Part of a data file
+---+

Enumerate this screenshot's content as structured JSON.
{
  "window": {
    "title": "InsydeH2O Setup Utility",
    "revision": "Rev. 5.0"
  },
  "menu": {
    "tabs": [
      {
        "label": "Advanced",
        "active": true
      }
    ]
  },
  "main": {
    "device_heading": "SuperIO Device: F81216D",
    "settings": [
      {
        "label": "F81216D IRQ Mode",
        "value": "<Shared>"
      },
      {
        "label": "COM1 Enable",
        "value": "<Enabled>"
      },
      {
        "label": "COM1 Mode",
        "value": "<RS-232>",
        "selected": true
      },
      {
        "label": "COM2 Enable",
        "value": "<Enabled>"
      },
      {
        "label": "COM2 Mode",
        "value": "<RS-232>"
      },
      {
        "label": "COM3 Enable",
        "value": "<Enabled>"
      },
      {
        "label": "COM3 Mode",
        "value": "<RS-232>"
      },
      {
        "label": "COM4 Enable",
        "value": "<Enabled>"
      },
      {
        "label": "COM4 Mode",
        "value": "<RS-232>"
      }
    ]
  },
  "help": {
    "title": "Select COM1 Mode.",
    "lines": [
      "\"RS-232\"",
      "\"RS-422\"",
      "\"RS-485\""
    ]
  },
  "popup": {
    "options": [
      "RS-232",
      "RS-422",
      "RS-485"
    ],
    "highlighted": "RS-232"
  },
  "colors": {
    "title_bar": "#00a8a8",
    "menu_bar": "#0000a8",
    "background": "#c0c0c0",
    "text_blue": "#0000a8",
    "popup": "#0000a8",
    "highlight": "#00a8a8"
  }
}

+---+

◆ **WHAT NEEDS TO BE DONE**
Make an exact copy of the listing, including every line.

◆ **RESPONSE TO THE EXERCISE**
Enumerate this screenshot's content as structured JSON.
{
  "window": {
    "title": "InsydeH2O Setup Utility",
    "revision": "Rev. 5.0"
  },
  "menu": {
    "tabs": [
      {
        "label": "Advanced",
        "active": true
      }
    ]
  },
  "main": {
    "device_heading": "SuperIO Device: F81216D",
    "settings": [
      {
        "label": "F81216D IRQ Mode",
        "value": "<Shared>"
      },
      {
        "label": "COM1 Enable",
        "value": "<Enabled>"
      },
      {
        "label": "COM1 Mode",
        "value": "<RS-232>",
        "selected": true
      },
      {
        "label": "COM2 Enable",
        "value": "<Enabled>"
      },
      {
        "label": "COM2 Mode",
        "value": "<RS-232>"
      },
      {
        "label": "COM3 Enable",
        "value": "<Enabled>"
      },
      {
        "label": "COM3 Mode",
        "value": "<RS-232>"
      },
      {
        "label": "COM4 Enable",
        "value": "<Enabled>"
      },
      {
        "label": "COM4 Mode",
        "value": "<RS-232>"
      }
    ]
  },
  "help": {
    "title": "Select COM1 Mode.",
    "lines": [
      "\"RS-232\"",
      "\"RS-422\"",
      "\"RS-485\""
    ]
  },
  "popup": {
    "options": [
      "RS-232",
      "RS-422",
      "RS-485"
    ],
    "highlighted": "RS-232"
  },
  "colors": {
    "title_bar": "#00a8a8",
    "menu_bar": "#0000a8",
    "background": "#c0c0c0",
    "text_blue": "#0000a8",
    "popup": "#0000a8",
    "highlight": "#00a8a8"
  }
}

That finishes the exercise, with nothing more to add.